**Direction:**
Copy out all the records exactly.

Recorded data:
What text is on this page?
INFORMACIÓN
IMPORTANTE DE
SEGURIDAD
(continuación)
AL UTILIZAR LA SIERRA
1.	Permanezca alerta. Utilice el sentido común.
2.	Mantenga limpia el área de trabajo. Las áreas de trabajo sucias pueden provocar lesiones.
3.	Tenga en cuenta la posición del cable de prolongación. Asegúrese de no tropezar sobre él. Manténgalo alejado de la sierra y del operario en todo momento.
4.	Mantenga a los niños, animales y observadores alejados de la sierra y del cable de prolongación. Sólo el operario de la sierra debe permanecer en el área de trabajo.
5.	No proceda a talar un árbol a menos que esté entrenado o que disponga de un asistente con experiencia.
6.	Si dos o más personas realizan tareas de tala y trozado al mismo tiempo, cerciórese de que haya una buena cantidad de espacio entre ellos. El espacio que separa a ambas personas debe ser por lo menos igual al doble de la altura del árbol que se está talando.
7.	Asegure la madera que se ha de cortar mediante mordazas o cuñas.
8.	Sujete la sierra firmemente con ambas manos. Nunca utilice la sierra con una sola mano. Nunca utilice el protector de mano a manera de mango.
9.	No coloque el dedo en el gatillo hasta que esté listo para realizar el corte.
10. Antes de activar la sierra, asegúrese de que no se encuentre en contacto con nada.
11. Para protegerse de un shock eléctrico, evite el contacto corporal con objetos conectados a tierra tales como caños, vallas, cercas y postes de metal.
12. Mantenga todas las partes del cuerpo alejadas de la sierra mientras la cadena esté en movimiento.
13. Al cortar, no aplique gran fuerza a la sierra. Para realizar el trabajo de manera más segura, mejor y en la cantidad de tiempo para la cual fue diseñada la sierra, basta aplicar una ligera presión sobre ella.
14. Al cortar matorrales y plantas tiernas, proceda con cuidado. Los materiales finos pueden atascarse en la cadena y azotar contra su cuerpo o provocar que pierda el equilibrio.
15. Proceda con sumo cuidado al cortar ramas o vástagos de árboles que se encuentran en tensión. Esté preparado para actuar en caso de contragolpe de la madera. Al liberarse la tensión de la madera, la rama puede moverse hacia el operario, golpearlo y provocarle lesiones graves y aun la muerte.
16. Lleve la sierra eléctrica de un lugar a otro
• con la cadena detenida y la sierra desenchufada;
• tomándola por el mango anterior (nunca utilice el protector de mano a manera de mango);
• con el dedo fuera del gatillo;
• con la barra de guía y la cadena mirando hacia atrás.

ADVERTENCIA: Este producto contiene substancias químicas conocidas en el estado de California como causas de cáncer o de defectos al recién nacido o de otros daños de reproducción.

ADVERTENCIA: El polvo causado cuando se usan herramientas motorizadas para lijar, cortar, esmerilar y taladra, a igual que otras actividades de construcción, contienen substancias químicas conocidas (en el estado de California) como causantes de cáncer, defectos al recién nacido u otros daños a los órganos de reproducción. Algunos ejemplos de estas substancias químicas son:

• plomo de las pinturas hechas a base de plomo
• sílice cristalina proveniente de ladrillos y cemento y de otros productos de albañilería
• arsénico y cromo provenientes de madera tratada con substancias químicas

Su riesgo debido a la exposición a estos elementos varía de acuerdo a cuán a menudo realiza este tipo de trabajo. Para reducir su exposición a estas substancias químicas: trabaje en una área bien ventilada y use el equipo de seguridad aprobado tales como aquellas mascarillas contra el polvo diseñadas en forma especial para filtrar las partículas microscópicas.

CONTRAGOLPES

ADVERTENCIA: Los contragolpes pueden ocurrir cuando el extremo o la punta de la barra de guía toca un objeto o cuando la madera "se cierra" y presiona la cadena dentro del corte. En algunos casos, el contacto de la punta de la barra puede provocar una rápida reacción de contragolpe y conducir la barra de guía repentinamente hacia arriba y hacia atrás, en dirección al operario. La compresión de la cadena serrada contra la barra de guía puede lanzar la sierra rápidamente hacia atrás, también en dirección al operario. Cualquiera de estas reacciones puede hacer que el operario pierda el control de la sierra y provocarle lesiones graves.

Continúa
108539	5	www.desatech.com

**Finished exercise:**
What text is on this page?
INFORMACIÓN
IMPORTANTE DE
SEGURIDAD
(continuación)
AL UTILIZAR LA SIERRA
1.	Permanezca alerta. Utilice el sentido común.
2.	Mantenga limpia el área de trabajo. Las áreas de trabajo sucias pueden provocar lesiones.
3.	Tenga en cuenta la posición del cable de prolongación. Asegúrese de no tropezar sobre él. Manténgalo alejado de la sierra y del operario en todo momento.
4.	Mantenga a los niños, animales y observadores alejados de la sierra y del cable de prolongación. Sólo el operario de la sierra debe permanecer en el área de trabajo.
5.	No proceda a talar un árbol a menos que esté entrenado o que disponga de un asistente con experiencia.
6.	Si dos o más personas realizan tareas de tala y trozado al mismo tiempo, cerciórese de que haya una buena cantidad de espacio entre ellos. El espacio que separa a ambas personas debe ser por lo menos igual al doble de la altura del árbol que se está talando.
7.	Asegure la madera que se ha de cortar mediante mordazas o cuñas.
8.	Sujete la sierra firmemente con ambas manos. Nunca utilice la sierra con una sola mano. Nunca utilice el protector de mano a manera de mango.
9.	No coloque el dedo en el gatillo hasta que esté listo para realizar el corte.
10. Antes de activar la sierra, asegúrese de que no se encuentre en contacto con nada.
11. Para protegerse de un shock eléctrico, evite el contacto corporal con objetos conectados a tierra tales como caños, vallas, cercas y postes de metal.
12. Mantenga todas las partes del cuerpo alejadas de la sierra mientras la cadena esté en movimiento.
13. Al cortar, no aplique gran fuerza a la sierra. Para realizar el trabajo de manera más segura, mejor y en la cantidad de tiempo para la cual fue diseñada la sierra, basta aplicar una ligera presión sobre ella.
14. Al cortar matorrales y plantas tiernas, proceda con cuidado. Los materiales finos pueden atascarse en la cadena y azotar contra su cuerpo o provocar que pierda el equilibrio.
15. Proceda con sumo cuidado al cortar ramas o vástagos de árboles que se encuentran en tensión. Esté preparado para actuar en caso de contragolpe de la madera. Al liberarse la tensión de la madera, la rama puede moverse hacia el operario, golpearlo y provocarle lesiones graves y aun la muerte.
16. Lleve la sierra eléctrica de un lugar a otro
• con la cadena detenida y la sierra desenchufada;
• tomándola por el mango anterior (nunca utilice el protector de mano a manera de mango);
• con el dedo fuera del gatillo;
• con la barra de guía y la cadena mirando hacia atrás.

ADVERTENCIA: Este producto contiene substancias químicas conocidas en el estado de California como causas de cáncer o de defectos al recién nacido o de otros daños de reproducción.

ADVERTENCIA: El polvo causado cuando se usan herramientas motorizadas para lijar, cortar, esmerilar y taladra, a igual que otras actividades de construcción, contienen substancias químicas conocidas (en el estado de California) como causantes de cáncer, defectos al recién nacido u otros daños a los órganos de reproducción. Algunos ejemplos de estas substancias químicas son:

• plomo de las pinturas hechas a base de plomo
• sílice cristalina proveniente de ladrillos y cemento y de otros productos de albañilería
• arsénico y cromo provenientes de madera tratada con substancias químicas

Su riesgo debido a la exposición a estos elementos varía de acuerdo a cuán a menudo realiza este tipo de trabajo. Para reducir su exposición a estas substancias químicas: trabaje en una área bien ventilada y use el equipo de seguridad aprobado tales como aquellas mascarillas contra el polvo diseñadas en forma especial para filtrar las partículas microscópicas.

CONTRAGOLPES

ADVERTENCIA: Los contragolpes pueden ocurrir cuando el extremo o la punta de la barra de guía toca un objeto o cuando la madera "se cierra" y presiona la cadena dentro del corte. En algunos casos, el contacto de la punta de la barra puede provocar una rápida reacción de contragolpe y conducir la barra de guía repentinamente hacia arriba y hacia atrás, en dirección al operario. La compresión de la cadena serrada contra la barra de guía puede lanzar la sierra rápidamente hacia atrás, también en dirección al operario. Cualquiera de estas reacciones puede hacer que el operario pierda el control de la sierra y provocarle lesiones graves.

Continúa
108539	5	www.desatech.com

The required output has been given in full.